• [Passage to read]
* * *

The program can be taken as a specialization in conjunction with a degree program at the institute, such as the master’s in non-proliferation (of WMDs) and terrorism studies, or as a standalone 16-credit certificate. The core curriculum goes over money laundering, trade-based crimes, sanctions, the legal aspects of compliance, and financial crime investigation and compliance management. Students may then select electives which include courses in WMD proliferation financing, terrorism financing, and nonproliferation laws, sanctions, policy, and financing.
The dual master of arts in international relations and MBA program at BU’s Questrom School of Business equips students for the global stage of threat finance. The MBA program provides students with foundational business knowledge as well as specialized knowledge of international financial management and political, economic, and country risk. The international studies program covers core areas like theory and policy, political economy, security studies, and regional studies.
Students must be proficient in a foreign language before the completion of their degree—a skill that threat financing experts value highly. While not explicitly dedicated to threat financing, BU’s dual degree program can give graduates a global perspective of financial and accounting practices and the geopolitical motives and methods of threat financing.
ACAMS is the largest organization dedicated to enhancing the knowledge, skills, and expertise in financial crime detection and prevention experts. A hub for educational resources, industry talks, and networking opportunities in combating financial crime, the association provides an online anti-money laundering specialist certification (CAMS), which is the industry’s gold standard.
The ACAMS has also created an online training certificate in counter-terrorist financing, aimed at helping intermediate-career professionals better protect their institutions from threat financing vulnerabilities. In the four-week class, students engage in a short lecture and two 90-minute virtual classroom sessions that go over case studies, polls, and practice questions on the ‘good and evil’ players in threat financing. A brief homework assignment and final exam round out the four-week certificate program.
ACAMS offers similar short-duration certification programs for sanctions compliance and trade-based money laundering. An introductory first year of ACAMS membership and all its associated benefits is included with registration for any course.

* * *

• [Supplied records]
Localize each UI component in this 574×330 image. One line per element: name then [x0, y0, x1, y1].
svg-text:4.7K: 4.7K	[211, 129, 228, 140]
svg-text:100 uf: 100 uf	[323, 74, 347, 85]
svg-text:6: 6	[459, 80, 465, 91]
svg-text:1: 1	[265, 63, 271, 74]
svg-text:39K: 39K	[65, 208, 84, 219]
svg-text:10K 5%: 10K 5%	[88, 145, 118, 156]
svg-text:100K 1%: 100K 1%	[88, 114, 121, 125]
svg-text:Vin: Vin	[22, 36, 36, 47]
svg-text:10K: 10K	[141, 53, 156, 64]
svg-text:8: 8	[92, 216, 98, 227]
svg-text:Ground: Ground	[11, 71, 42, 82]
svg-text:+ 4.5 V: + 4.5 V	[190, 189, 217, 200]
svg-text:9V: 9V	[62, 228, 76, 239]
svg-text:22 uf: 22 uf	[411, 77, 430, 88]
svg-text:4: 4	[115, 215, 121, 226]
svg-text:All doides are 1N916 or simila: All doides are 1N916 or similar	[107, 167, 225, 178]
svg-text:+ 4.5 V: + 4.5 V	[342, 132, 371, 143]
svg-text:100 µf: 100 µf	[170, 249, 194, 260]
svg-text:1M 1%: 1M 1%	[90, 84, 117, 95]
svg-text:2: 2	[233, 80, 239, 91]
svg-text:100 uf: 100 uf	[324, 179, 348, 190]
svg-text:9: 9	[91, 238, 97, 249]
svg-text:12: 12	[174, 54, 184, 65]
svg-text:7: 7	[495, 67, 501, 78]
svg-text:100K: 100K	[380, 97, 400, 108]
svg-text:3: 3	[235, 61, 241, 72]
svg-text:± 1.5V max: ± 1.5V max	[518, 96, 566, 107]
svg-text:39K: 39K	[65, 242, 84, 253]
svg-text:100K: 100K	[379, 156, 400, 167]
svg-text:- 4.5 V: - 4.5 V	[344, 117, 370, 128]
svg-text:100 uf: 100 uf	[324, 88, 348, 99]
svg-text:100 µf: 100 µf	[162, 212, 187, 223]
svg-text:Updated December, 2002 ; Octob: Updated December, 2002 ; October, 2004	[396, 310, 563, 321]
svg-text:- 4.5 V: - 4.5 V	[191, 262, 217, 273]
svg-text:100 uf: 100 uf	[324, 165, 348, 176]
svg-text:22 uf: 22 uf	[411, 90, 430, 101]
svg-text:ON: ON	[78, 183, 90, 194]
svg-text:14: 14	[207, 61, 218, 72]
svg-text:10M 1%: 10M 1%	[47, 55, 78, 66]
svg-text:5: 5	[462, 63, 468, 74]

* * *

• [Required work]
1. From the text on threat finance programs, list the core areas that the international studies program covers.
2. Answer these from the text on threat finance programs:
(a) How many credits is the standalone certificate?
(b) How long is each virtual classroom session in the ACAMS counter-terrorist financing certificate?
(c) What is included with registration for any ACAMS course?
3. Write a continuation of the text on threat finance programs, beginning after its final sentence.
The records are irrelevant to this work.

• [Responses]
1. Theory and policy, political economy, security studies, and regional studies.

2.
(a) 16 credits.
(b) 90 minutes.
(c) An introductory first year of ACAMS membership and all its associated benefits.

3.
Dr. Keene is a director of the Conflict Studies Research Center and a senior fellow at the United Kingdom’s Institute for Statecraft, where she specializes in the economics of terrorism, insurgency, and organized crime. Outside of the UK, she works with international organizations such as the North Atlantic Treaty Organization (NATO), the Organization for Security and Co-operation in Europe (OSCE), the Council of Europe, and several U.S. government, military, and law enforcement agencies.
Dr. Keene literally wrote the book on threat financing—a culmination of her quarter century of experience in investment banking, academia, defense intelligence, and military service. She also has written several academic papers, including recent work on operationalizing counter threat finance strategies for the U.S. Army War College.
Dr. Keene holds a doctorate in international criminal law and a master’s in defense and security studies.
Mr. Dennis Lormel serves on the advisory board of the ACAMS, where he helps with training programs and seminars on threat financing. He spent 28 years as a special agent in the FBI, gaining extensive major case experience in complex and document-intensive financial investigations, and eventually becoming chief of the FBI’s financial crimes program.
In the wake of the September 11th terrorist attacks, Mr. Lormel formed the FBI’s terrorist financing operations section, a multi-agency entity that is recognized as one of the world’s most elite task forces for disrupting terrorist-related financing. He has received numerous commendations for his service, including the CIA’s award for excellence in counterterrorism and the 2010 ACAMLS Volunteer of the Year Award. Mr. Lormel now provides consulting services related to threat financing, speaks at international conferences on the subject, and writes contributions to The Counterterrorism Blog.
Dr. Moyara Ruehsen oversees the Financial Crime Management program at the Middlebury Institute of International Studies, where she teaches courses on proliferation financing, financial investigation, and trade-based financial crime. She also hosts a seminar on threat financing.
Dr. Ruehsen has been writing about threat finance since the September 11th attacks and has continued to write about the shifting dynamics of the subject in the wake of newer terrorist events. Throughout her career, she has consulted, lectured, and conducted training in Kuwait, Iran, Iraq, the United Arab Emirates, and Palestine, as well as for the U.S. government and private sector. In addition to teaching, writing, and consulting, she previously served on the editorial board of Money Laundering Alert and worked for the Middle East Task Force of the ACAMS.
A former Fulbright scholar with a master’s in Middle East studies, Dr. Ruehsen earned her doctorate in international economics from John Hopkins University before spending a postdoctoral year at the University of California, Berkeley to study international organized crime.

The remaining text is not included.